DIRECTIONS FOR THIS TASK:
Below are records. Count every line containing the word "cloud" and give the number alone.

DATA LISTING:
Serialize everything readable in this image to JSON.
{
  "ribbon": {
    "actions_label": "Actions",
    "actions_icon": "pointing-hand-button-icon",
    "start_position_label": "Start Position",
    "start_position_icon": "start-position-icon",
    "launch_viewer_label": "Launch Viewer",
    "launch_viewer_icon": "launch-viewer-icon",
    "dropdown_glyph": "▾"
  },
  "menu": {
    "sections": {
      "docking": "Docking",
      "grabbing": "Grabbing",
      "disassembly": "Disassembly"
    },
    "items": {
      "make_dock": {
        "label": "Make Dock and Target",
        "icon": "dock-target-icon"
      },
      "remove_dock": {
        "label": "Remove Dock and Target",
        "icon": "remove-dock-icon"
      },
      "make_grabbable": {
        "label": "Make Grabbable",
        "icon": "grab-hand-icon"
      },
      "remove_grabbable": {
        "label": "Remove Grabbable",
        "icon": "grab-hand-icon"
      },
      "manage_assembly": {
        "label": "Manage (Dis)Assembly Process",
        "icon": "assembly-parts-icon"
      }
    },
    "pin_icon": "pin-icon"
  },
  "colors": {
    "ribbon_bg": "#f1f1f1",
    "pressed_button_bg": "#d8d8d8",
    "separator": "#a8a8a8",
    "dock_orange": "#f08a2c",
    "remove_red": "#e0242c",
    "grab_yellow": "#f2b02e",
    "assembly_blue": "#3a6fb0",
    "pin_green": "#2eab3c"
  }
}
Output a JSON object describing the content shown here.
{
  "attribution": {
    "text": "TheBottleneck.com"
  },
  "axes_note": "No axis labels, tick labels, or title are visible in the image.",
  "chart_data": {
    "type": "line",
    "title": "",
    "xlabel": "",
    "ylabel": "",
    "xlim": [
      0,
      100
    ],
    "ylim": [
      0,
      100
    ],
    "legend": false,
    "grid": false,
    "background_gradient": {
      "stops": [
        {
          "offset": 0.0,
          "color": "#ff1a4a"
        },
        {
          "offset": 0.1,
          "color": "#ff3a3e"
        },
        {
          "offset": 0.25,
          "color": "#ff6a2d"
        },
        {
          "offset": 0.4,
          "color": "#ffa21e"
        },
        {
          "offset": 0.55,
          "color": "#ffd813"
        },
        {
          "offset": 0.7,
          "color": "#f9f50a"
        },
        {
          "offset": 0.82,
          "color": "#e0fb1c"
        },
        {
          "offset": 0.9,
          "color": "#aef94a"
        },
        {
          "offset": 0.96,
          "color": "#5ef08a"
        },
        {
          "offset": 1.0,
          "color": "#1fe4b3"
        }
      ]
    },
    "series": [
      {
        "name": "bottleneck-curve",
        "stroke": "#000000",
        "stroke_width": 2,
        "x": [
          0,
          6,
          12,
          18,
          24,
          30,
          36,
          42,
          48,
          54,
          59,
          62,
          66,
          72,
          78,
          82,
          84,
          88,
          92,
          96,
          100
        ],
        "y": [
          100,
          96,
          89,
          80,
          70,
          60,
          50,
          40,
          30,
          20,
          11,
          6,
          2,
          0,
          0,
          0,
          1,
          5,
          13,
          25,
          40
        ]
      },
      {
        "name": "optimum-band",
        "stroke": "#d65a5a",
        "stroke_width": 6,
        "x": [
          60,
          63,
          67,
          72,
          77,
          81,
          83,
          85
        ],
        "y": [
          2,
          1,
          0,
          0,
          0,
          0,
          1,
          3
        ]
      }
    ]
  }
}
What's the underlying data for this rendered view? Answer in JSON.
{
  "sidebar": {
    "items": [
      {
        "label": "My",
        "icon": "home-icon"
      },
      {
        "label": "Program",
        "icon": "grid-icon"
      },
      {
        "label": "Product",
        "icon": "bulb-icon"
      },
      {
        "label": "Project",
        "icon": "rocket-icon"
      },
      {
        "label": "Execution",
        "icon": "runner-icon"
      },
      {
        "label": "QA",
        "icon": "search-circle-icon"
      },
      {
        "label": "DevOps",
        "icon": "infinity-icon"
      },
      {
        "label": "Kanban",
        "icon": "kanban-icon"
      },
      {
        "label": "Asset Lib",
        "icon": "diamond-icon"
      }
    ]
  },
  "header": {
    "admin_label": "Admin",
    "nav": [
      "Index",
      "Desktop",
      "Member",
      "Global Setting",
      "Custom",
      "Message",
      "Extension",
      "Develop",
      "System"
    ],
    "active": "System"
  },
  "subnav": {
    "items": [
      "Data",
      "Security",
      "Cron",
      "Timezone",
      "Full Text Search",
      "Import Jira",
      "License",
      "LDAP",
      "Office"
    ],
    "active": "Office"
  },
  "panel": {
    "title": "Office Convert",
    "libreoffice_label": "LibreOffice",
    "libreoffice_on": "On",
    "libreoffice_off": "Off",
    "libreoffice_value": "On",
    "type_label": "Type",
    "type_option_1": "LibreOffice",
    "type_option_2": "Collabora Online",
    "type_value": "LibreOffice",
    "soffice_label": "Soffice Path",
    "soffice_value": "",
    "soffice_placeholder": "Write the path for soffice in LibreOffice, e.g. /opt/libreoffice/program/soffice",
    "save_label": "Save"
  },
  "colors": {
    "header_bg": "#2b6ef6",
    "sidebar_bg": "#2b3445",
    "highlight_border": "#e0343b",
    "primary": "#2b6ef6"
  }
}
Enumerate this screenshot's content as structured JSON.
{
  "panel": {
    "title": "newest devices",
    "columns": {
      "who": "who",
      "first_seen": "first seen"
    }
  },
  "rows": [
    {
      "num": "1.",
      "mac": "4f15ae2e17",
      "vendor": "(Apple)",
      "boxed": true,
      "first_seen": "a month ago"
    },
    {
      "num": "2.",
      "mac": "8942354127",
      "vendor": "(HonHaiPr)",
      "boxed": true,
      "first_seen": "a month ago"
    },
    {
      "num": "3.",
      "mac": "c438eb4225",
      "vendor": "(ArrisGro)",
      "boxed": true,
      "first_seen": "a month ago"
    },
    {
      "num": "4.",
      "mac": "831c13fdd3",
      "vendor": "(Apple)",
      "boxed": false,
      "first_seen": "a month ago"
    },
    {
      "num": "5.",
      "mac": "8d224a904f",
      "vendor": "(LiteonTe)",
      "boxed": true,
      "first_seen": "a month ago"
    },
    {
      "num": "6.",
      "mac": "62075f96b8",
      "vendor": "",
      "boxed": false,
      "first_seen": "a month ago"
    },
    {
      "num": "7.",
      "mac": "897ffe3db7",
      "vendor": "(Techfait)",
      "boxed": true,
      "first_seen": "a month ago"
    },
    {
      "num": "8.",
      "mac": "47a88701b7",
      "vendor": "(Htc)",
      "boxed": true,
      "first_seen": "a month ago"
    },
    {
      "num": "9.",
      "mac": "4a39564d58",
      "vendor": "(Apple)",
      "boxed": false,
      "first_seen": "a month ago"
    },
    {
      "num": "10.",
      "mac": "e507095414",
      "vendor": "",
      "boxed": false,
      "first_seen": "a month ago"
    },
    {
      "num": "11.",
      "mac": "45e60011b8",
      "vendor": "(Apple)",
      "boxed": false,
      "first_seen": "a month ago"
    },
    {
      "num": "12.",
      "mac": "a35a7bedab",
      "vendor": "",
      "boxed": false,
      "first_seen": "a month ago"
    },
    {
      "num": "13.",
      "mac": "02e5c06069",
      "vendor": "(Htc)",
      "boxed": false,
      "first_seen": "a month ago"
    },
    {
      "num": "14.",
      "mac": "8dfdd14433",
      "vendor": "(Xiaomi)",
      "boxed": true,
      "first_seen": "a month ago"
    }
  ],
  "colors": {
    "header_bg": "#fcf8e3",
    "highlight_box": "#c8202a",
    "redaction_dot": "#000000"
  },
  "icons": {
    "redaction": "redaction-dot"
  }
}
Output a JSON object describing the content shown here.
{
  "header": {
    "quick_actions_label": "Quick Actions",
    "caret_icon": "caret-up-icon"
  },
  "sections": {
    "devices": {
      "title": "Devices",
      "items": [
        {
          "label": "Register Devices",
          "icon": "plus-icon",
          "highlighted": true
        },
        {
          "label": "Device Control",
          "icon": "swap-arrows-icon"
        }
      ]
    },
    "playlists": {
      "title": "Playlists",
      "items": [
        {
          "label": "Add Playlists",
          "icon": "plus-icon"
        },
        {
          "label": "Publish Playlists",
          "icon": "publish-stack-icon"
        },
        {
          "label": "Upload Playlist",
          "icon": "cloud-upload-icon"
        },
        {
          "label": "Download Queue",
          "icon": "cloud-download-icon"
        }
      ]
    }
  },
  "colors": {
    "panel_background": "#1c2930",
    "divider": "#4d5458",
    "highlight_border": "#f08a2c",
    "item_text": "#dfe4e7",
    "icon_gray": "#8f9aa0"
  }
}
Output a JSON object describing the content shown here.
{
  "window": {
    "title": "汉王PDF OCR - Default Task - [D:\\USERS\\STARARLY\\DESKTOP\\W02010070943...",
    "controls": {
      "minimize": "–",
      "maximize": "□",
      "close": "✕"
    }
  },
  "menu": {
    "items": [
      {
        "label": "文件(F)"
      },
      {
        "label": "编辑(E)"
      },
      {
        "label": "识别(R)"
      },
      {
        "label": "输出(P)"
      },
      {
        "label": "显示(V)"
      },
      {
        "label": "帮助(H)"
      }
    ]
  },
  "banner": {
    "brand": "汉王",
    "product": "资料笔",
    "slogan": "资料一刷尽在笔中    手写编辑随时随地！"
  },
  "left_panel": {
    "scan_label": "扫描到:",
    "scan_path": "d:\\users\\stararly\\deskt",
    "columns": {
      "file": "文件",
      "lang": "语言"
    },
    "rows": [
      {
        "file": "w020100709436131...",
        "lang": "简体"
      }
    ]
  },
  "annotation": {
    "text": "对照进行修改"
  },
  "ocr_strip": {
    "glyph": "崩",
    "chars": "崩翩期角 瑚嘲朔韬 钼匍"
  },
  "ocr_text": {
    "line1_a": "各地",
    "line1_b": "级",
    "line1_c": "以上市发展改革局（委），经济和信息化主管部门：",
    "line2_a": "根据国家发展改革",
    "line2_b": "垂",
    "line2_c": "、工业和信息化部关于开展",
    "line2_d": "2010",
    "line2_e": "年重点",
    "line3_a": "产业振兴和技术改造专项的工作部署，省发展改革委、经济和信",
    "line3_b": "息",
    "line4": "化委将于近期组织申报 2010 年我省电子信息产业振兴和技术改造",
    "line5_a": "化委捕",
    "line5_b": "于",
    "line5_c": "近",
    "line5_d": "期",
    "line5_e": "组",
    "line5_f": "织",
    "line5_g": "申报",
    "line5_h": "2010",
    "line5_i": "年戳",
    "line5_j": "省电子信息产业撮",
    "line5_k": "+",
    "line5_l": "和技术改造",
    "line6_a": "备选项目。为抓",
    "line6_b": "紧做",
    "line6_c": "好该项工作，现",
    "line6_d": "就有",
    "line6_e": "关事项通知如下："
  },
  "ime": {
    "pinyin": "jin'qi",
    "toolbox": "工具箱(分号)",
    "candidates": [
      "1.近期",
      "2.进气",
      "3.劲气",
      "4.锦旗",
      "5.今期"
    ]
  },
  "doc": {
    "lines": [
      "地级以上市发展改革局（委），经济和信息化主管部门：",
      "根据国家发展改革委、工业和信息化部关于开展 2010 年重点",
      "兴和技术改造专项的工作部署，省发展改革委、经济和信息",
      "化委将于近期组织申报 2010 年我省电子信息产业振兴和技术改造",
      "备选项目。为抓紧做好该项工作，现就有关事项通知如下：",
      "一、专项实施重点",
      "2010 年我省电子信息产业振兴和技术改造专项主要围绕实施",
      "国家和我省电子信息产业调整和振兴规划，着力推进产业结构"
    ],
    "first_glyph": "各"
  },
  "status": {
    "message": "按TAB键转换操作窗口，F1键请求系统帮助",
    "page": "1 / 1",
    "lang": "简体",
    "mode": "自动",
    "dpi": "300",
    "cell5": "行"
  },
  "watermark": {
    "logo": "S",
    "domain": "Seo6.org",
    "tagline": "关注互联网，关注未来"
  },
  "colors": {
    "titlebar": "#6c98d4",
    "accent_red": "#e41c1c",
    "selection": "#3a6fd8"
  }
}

ANSWER BELOW:
2